- _EXTRACTED MATERIAL_
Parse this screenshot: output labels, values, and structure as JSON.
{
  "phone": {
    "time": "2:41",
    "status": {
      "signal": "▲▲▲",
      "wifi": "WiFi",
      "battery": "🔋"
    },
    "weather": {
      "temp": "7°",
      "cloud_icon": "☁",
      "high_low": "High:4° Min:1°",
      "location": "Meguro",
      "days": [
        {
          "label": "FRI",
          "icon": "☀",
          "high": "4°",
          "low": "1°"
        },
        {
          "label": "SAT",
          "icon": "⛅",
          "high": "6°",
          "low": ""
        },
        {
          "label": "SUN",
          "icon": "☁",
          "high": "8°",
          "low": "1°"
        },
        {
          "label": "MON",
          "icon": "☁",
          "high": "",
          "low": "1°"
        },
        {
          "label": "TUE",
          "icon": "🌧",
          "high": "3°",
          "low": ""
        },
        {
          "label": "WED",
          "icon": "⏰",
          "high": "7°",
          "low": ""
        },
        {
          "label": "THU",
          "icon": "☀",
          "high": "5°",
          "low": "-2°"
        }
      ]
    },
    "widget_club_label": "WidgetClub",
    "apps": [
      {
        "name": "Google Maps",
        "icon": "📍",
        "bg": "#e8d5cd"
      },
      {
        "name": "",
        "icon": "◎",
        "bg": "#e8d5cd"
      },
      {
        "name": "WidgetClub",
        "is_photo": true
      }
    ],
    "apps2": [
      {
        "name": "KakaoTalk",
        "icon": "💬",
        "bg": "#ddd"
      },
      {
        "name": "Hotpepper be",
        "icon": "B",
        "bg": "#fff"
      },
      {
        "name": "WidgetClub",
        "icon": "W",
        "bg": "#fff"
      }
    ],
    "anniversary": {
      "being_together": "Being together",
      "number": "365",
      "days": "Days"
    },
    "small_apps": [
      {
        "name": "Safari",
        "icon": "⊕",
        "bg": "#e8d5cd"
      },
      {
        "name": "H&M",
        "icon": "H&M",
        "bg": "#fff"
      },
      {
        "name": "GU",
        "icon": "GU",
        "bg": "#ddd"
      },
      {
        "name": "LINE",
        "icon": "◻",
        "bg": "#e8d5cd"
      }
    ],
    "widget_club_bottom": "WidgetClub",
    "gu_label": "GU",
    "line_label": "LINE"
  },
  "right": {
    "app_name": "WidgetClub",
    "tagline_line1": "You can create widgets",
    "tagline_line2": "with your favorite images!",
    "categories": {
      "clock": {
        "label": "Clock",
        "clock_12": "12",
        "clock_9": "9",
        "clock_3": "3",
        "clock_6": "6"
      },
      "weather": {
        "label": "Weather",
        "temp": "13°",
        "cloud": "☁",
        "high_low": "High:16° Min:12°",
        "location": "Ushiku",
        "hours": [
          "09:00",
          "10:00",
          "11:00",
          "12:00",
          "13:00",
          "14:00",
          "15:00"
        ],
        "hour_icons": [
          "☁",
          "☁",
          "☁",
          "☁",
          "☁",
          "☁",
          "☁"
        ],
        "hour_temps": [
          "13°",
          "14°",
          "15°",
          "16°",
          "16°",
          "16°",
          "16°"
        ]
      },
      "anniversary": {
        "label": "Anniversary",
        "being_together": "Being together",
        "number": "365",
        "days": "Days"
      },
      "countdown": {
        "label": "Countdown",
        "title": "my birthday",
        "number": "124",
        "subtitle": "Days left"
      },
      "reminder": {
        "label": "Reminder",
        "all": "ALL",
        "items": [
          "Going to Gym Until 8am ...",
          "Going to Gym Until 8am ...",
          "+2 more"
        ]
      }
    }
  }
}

- _GIVEN REQUEST_
Repeat every record, keeping each word and mark exactly as it is.

- _RESPONSE TO THIS TASK_
Parse this screenshot: output labels, values, and structure as JSON.
{
  "phone": {
    "time": "2:41",
    "status": {
      "signal": "▲▲▲",
      "wifi": "WiFi",
      "battery": "🔋"
    },
    "weather": {
      "temp": "7°",
      "cloud_icon": "☁",
      "high_low": "High:4° Min:1°",
      "location": "Meguro",
      "days": [
        {
          "label": "FRI",
          "icon": "☀",
          "high": "4°",
          "low": "1°"
        },
        {
          "label": "SAT",
          "icon": "⛅",
          "high": "6°",
          "low": ""
        },
        {
          "label": "SUN",
          "icon": "☁",
          "high": "8°",
          "low": "1°"
        },
        {
          "label": "MON",
          "icon": "☁",
          "high": "",
          "low": "1°"
        },
        {
          "label": "TUE",
          "icon": "🌧",
          "high": "3°",
          "low": ""
        },
        {
          "label": "WED",
          "icon": "⏰",
          "high": "7°",
          "low": ""
        },
        {
          "label": "THU",
          "icon": "☀",
          "high": "5°",
          "low": "-2°"
        }
      ]
    },
    "widget_club_label": "WidgetClub",
    "apps": [
      {
        "name": "Google Maps",
        "icon": "📍",
        "bg": "#e8d5cd"
      },
      {
        "name": "",
        "icon": "◎",
        "bg": "#e8d5cd"
      },
      {
        "name": "WidgetClub",
        "is_photo": true
      }
    ],
    "apps2": [
      {
        "name": "KakaoTalk",
        "icon": "💬",
        "bg": "#ddd"
      },
      {
        "name": "Hotpepper be",
        "icon": "B",
        "bg": "#fff"
      },
      {
        "name": "WidgetClub",
        "icon": "W",
        "bg": "#fff"
      }
    ],
    "anniversary": {
      "being_together": "Being together",
      "number": "365",
      "days": "Days"
    },
    "small_apps": [
      {
        "name": "Safari",
        "icon": "⊕",
        "bg": "#e8d5cd"
      },
      {
        "name": "H&M",
        "icon": "H&M",
        "bg": "#fff"
      },
      {
        "name": "GU",
        "icon": "GU",
        "bg": "#ddd"
      },
      {
        "name": "LINE",
        "icon": "◻",
        "bg": "#e8d5cd"
      }
    ],
    "widget_club_bottom": "WidgetClub",
    "gu_label": "GU",
    "line_label": "LINE"
  },
  "right": {
    "app_name": "WidgetClub",
    "tagline_line1": "You can create widgets",
    "tagline_line2": "with your favorite images!",
    "categories": {
      "clock": {
        "label": "Clock",
        "clock_12": "12",
        "clock_9": "9",
        "clock_3": "3",
        "clock_6": "6"
      },
      "weather": {
        "label": "Weather",
        "temp": "13°",
        "cloud": "☁",
        "high_low": "High:16° Min:12°",
        "location": "Ushiku",
        "hours": [
          "09:00",
          "10:00",
          "11:00",
          "12:00",
          "13:00",
          "14:00",
          "15:00"
        ],
        "hour_icons": [
          "☁",
          "☁",
          "☁",
          "☁",
          "☁",
          "☁",
          "☁"
        ],
        "hour_temps": [
          "13°",
          "14°",
          "15°",
          "16°",
          "16°",
          "16°",
          "16°"
        ]
      },
      "anniversary": {
        "label": "Anniversary",
        "being_together": "Being together",
        "number": "365",
        "days": "Days"
      },
      "countdown": {
        "label": "Countdown",
        "title": "my birthday",
        "number": "124",
        "subtitle": "Days left"
      },
      "reminder": {
        "label": "Reminder",
        "all": "ALL",
        "items": [
          "Going to Gym Until 8am ...",
          "Going to Gym Until 8am ...",
          "+2 more"
        ]
      }
    }
  }
}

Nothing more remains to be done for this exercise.